[Begin DATA FOR THE TASK]

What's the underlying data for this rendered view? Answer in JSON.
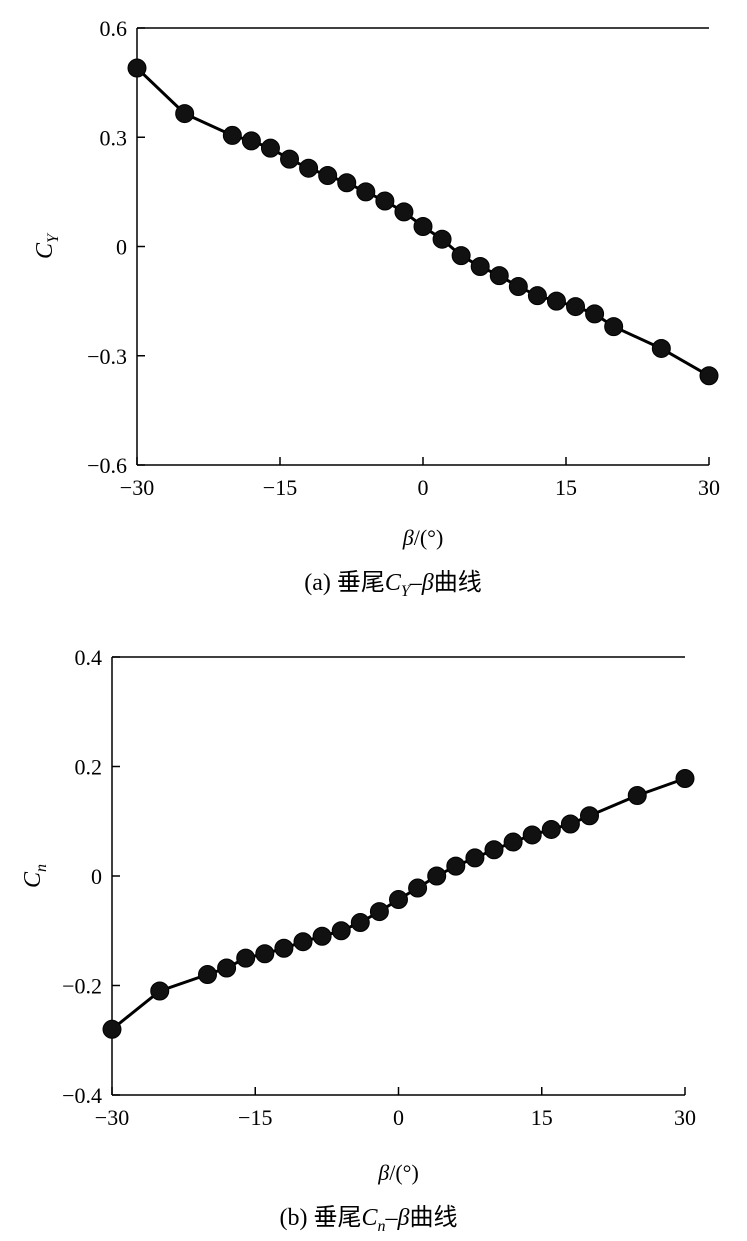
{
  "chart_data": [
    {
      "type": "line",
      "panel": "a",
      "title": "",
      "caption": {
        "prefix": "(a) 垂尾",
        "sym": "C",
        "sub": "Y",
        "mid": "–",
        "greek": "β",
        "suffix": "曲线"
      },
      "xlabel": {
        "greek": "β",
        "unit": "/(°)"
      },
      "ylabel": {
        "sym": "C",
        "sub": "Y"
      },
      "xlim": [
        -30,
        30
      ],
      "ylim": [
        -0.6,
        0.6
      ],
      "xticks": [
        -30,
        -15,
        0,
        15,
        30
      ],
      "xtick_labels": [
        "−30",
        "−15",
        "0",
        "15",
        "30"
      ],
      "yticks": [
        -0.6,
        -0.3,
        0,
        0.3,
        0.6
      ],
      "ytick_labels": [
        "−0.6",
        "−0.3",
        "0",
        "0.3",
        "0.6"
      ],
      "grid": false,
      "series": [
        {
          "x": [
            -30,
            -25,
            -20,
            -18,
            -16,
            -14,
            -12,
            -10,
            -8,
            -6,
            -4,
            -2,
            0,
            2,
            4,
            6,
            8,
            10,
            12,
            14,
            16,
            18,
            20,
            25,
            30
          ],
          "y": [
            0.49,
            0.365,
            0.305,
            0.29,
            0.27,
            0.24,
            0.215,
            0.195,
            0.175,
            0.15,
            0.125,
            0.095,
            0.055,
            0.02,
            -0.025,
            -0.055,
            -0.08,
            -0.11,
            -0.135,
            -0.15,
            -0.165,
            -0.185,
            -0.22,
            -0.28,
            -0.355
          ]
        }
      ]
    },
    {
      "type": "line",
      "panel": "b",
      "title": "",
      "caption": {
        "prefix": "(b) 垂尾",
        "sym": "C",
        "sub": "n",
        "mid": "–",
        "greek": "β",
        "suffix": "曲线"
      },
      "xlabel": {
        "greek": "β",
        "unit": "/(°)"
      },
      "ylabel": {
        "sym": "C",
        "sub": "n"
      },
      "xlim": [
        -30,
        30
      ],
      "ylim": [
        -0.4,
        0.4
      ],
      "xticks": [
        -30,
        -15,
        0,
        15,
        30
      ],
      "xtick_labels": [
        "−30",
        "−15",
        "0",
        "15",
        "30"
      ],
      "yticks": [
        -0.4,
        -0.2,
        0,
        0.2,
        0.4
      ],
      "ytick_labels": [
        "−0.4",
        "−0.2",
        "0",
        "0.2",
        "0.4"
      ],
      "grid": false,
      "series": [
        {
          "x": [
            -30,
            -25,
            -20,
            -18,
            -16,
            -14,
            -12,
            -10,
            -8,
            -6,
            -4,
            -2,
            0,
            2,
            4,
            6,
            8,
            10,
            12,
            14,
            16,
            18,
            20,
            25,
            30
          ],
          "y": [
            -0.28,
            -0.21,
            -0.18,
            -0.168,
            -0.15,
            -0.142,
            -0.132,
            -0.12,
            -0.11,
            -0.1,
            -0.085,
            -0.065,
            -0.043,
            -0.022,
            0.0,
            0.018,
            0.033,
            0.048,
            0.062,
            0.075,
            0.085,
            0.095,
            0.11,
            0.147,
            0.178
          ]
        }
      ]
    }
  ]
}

[End DATA FOR THE TASK]
[Begin DATA FOR THE TASK]

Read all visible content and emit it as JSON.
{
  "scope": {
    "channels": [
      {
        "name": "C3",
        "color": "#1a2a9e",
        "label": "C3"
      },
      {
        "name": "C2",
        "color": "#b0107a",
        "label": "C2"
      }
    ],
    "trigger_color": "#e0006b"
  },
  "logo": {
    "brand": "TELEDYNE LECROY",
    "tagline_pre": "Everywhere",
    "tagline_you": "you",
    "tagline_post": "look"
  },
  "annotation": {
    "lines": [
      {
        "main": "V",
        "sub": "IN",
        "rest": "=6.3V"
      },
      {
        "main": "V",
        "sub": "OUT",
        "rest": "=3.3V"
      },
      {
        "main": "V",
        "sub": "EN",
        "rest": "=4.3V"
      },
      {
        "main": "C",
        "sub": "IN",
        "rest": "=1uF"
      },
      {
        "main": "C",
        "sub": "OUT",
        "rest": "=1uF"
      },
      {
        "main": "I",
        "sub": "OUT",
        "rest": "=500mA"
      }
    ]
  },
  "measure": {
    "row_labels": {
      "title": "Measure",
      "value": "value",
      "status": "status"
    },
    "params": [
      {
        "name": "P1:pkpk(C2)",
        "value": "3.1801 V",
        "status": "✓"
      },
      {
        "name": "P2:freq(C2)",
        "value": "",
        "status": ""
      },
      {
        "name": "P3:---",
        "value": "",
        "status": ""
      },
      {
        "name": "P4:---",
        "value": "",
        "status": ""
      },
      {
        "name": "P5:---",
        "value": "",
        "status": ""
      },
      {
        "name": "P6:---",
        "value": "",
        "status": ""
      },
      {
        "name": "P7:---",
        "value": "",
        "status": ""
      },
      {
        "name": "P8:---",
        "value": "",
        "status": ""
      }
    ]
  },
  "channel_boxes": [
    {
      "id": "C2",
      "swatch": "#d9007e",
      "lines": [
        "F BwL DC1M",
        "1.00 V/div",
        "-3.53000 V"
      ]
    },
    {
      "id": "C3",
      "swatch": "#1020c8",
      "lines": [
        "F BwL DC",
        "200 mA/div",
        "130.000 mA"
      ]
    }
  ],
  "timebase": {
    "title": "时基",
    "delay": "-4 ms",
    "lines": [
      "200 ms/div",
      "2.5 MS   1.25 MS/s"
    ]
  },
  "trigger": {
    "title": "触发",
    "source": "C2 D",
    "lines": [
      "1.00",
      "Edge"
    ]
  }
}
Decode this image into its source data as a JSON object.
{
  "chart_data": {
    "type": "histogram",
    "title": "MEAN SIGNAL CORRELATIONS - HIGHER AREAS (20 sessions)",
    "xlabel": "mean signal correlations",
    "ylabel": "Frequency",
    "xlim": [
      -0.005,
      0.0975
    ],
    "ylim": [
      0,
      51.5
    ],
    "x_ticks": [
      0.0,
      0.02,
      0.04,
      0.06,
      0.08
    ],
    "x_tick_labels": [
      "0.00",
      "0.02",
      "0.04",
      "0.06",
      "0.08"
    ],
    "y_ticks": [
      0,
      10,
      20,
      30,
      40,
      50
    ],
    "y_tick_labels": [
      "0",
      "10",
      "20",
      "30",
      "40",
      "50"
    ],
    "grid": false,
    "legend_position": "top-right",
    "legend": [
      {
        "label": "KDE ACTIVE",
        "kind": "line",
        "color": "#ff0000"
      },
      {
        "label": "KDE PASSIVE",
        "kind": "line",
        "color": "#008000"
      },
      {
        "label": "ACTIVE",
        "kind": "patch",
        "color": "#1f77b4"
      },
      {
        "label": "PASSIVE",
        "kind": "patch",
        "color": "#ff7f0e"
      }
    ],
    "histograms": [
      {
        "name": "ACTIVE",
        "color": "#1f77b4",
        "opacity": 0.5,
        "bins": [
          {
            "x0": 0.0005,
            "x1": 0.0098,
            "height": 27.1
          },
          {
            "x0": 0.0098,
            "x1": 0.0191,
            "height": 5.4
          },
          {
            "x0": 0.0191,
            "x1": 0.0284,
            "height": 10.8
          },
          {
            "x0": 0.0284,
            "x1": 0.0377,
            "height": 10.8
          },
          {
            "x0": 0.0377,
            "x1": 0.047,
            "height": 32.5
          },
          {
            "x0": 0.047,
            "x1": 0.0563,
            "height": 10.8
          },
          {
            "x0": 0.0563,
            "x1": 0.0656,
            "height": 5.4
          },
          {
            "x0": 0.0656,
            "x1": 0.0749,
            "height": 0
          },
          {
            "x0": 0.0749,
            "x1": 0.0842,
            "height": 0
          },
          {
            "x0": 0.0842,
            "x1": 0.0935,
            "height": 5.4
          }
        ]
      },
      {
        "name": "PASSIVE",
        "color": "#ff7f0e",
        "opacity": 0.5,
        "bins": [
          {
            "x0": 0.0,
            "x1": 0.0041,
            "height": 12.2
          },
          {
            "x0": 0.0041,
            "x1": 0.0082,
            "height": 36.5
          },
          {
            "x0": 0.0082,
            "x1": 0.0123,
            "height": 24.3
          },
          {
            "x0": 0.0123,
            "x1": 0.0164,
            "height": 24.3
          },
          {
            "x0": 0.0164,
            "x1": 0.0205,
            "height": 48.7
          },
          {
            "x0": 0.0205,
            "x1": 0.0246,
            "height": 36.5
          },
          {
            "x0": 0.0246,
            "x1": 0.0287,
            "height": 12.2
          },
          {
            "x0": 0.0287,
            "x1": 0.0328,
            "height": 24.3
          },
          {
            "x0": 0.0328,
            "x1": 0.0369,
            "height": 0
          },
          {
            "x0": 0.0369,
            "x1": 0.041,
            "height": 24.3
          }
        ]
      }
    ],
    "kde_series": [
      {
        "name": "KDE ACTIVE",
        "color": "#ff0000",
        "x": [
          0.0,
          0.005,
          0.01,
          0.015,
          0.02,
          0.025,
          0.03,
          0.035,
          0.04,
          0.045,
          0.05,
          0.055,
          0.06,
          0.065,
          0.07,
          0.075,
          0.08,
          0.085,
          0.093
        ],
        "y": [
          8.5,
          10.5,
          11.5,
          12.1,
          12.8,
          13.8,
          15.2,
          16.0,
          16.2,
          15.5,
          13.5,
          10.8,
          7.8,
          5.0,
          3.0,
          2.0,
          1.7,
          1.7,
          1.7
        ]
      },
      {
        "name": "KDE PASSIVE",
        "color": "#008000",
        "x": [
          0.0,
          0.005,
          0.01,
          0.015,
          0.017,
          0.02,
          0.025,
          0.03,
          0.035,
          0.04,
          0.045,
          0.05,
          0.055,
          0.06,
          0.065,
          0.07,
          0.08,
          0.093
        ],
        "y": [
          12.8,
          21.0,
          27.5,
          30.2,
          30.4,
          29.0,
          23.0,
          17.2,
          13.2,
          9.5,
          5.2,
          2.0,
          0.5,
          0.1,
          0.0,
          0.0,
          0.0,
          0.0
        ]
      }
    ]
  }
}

[End DATA FOR THE TASK]

_EXERCISE INSTRUCTIONS_. Locate the word "PASSIVE" in the records above, and return each line that has it.

_SOLVED PROBLEM_.
        "label": "KDE PASSIVE",
        "label": "PASSIVE",
        "name": "PASSIVE",
        "name": "KDE PASSIVE",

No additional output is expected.